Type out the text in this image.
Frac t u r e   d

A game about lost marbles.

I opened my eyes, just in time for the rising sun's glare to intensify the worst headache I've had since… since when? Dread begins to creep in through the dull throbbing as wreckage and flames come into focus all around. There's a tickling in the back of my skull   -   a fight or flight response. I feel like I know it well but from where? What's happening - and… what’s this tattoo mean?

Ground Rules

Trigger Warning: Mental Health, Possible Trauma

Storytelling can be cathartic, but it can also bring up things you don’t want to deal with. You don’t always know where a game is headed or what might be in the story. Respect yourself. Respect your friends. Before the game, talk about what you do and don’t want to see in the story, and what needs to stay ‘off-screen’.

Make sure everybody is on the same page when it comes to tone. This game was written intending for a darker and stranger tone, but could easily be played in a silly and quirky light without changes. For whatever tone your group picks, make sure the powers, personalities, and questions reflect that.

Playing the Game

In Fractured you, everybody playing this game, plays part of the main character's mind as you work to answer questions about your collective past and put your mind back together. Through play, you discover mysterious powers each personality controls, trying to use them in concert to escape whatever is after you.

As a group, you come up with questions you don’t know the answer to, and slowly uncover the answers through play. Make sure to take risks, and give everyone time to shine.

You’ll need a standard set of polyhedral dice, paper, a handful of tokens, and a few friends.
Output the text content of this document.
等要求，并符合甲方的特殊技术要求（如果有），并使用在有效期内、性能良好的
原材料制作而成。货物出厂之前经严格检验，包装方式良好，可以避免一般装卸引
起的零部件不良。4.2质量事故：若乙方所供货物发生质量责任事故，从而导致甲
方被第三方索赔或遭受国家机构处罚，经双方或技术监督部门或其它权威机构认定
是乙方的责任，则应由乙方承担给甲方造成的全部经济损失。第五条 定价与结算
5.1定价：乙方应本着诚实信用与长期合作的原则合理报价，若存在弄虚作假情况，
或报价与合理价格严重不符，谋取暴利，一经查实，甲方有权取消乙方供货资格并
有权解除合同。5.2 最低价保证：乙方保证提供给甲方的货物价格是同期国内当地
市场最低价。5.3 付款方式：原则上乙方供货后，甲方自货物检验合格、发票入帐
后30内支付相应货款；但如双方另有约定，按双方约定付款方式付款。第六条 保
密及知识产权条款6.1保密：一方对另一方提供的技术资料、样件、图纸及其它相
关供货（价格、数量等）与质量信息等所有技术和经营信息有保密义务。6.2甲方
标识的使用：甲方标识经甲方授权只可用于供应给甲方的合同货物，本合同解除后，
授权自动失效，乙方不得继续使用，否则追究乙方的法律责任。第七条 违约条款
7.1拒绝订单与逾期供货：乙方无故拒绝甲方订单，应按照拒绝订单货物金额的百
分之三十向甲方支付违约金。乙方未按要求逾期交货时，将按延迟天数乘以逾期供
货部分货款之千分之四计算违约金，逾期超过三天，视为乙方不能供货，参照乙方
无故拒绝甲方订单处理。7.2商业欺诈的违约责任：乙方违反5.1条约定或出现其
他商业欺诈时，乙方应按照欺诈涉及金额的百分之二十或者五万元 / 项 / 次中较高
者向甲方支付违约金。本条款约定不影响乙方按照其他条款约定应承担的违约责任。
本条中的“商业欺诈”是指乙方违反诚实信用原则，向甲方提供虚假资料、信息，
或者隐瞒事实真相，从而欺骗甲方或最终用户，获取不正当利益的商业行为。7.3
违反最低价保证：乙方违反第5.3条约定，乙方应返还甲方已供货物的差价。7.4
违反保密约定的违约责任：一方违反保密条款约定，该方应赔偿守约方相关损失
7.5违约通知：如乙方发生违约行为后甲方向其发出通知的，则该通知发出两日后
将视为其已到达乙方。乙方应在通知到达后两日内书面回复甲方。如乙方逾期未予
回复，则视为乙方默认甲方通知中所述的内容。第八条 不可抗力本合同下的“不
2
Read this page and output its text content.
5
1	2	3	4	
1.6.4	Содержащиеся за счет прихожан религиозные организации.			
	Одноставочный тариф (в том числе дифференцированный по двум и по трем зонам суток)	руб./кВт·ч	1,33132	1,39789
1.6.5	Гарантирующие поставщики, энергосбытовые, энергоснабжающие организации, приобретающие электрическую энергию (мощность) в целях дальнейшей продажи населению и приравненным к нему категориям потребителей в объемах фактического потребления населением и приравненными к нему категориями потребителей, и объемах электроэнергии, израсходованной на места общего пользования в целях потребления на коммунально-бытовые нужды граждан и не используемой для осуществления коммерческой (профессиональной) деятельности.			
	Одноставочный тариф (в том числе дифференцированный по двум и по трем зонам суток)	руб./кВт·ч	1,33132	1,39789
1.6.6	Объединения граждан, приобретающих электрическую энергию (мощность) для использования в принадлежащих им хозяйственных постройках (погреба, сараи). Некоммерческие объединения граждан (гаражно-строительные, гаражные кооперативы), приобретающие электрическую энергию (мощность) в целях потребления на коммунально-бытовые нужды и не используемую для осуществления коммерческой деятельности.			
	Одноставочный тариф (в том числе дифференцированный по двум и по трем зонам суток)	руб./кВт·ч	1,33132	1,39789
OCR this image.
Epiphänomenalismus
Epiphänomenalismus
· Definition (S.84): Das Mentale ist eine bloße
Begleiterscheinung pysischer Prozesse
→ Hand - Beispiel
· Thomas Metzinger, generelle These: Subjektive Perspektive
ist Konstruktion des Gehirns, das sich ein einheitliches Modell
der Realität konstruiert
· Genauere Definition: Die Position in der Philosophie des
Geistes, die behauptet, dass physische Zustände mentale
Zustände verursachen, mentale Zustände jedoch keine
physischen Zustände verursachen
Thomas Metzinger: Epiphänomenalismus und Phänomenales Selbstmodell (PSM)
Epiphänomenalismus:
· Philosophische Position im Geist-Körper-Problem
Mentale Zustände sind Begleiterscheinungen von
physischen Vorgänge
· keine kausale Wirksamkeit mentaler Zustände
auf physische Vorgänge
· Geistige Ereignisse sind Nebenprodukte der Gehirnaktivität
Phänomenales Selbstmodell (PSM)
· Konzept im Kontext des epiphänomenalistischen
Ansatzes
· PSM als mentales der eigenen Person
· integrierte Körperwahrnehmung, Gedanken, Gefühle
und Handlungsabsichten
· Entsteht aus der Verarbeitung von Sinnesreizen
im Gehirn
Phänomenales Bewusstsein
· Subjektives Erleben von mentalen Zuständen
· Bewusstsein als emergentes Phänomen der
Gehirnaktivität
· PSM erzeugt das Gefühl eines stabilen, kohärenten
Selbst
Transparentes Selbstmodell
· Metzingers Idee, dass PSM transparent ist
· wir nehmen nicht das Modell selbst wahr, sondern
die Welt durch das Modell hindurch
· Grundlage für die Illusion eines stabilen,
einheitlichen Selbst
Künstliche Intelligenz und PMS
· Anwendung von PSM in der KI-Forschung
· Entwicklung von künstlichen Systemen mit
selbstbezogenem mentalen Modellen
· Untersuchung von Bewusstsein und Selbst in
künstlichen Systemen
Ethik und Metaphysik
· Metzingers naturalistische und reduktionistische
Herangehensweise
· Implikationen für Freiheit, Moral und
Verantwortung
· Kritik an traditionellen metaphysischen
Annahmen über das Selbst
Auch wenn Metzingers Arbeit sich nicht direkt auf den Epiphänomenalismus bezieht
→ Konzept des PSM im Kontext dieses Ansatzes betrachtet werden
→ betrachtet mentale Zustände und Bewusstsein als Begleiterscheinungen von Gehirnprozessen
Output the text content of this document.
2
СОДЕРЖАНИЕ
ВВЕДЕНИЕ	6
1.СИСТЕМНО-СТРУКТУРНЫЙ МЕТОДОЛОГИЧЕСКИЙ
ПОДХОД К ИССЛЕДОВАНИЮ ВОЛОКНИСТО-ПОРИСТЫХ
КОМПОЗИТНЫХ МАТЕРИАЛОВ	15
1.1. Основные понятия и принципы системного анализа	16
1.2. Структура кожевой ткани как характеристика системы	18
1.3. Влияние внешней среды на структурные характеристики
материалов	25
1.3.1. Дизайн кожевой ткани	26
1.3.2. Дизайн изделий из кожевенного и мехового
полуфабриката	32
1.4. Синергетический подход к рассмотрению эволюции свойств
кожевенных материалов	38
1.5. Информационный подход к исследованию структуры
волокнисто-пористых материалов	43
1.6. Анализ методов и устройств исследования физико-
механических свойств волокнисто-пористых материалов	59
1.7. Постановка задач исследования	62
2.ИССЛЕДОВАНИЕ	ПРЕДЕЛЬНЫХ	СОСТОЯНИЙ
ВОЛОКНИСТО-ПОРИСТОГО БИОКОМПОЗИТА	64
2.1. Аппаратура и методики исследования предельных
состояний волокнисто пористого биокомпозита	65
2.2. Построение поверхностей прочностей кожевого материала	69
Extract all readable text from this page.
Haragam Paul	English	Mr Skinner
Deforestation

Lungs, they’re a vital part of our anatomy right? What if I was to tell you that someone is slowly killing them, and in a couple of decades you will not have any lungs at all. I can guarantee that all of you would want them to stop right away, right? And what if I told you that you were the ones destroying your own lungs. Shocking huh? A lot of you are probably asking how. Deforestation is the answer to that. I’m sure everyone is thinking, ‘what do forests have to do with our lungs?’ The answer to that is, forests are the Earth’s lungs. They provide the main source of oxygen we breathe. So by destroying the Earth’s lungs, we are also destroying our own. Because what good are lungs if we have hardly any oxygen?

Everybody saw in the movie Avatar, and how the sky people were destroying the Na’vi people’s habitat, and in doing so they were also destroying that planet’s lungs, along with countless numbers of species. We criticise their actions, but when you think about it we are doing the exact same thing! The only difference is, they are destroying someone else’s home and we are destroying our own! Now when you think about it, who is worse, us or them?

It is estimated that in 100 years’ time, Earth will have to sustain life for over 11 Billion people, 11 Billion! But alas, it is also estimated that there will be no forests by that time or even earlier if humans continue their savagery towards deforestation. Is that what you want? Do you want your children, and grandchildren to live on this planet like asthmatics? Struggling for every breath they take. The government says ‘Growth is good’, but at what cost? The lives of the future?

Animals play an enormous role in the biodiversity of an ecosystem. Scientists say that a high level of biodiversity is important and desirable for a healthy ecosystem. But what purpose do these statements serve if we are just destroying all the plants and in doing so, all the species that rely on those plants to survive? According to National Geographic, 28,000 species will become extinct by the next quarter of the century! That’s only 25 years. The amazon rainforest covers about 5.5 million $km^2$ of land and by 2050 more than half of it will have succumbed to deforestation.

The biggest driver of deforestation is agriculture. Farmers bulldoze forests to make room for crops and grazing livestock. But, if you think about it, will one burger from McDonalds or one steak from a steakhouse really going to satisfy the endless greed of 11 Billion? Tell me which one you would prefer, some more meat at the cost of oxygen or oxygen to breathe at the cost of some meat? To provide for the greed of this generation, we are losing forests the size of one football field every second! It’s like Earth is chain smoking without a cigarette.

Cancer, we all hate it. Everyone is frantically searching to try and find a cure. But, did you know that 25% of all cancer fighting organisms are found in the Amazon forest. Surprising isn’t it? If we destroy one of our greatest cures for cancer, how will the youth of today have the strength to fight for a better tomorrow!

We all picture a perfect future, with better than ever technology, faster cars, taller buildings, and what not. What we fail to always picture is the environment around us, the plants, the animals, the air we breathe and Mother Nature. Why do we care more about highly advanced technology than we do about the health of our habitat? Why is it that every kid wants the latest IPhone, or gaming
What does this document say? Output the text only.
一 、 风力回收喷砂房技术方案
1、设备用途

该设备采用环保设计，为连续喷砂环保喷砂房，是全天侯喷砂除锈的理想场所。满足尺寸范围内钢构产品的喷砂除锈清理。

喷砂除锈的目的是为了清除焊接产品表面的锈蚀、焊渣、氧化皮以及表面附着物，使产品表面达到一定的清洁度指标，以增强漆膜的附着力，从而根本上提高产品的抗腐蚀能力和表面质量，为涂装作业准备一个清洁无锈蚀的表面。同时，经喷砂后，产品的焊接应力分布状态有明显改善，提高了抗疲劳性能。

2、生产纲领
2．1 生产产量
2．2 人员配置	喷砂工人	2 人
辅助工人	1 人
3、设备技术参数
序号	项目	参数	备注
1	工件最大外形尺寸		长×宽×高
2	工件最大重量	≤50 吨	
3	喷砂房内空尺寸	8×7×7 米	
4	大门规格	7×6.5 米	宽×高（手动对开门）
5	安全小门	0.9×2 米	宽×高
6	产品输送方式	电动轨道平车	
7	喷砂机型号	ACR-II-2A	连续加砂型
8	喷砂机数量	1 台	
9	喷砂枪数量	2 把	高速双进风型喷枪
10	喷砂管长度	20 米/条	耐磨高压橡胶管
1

- **Objective**:
Give the lines exactly as they stand, from the line with "What does this" through the end of the material.

- **Task solution**:
What does this document say? Output the text only.
一 、 风力回收喷砂房技术方案
1、设备用途

该设备采用环保设计，为连续喷砂环保喷砂房，是全天侯喷砂除锈的理想场所。满足尺寸范围内钢构产品的喷砂除锈清理。

喷砂除锈的目的是为了清除焊接产品表面的锈蚀、焊渣、氧化皮以及表面附着物，使产品表面达到一定的清洁度指标，以增强漆膜的附着力，从而根本上提高产品的抗腐蚀能力和表面质量，为涂装作业准备一个清洁无锈蚀的表面。同时，经喷砂后，产品的焊接应力分布状态有明显改善，提高了抗疲劳性能。

2、生产纲领
2．1 生产产量
2．2 人员配置	喷砂工人	2 人
辅助工人	1 人
3、设备技术参数
序号	项目	参数	备注
1	工件最大外形尺寸		长×宽×高
2	工件最大重量	≤50 吨	
3	喷砂房内空尺寸	8×7×7 米	
4	大门规格	7×6.5 米	宽×高（手动对开门）
5	安全小门	0.9×2 米	宽×高
6	产品输送方式	电动轨道平车	
7	喷砂机型号	ACR-II-2A	连续加砂型
8	喷砂机数量	1 台	
9	喷砂枪数量	2 把	高速双进风型喷枪
10	喷砂管长度	20 米/条	耐磨高压橡胶管
1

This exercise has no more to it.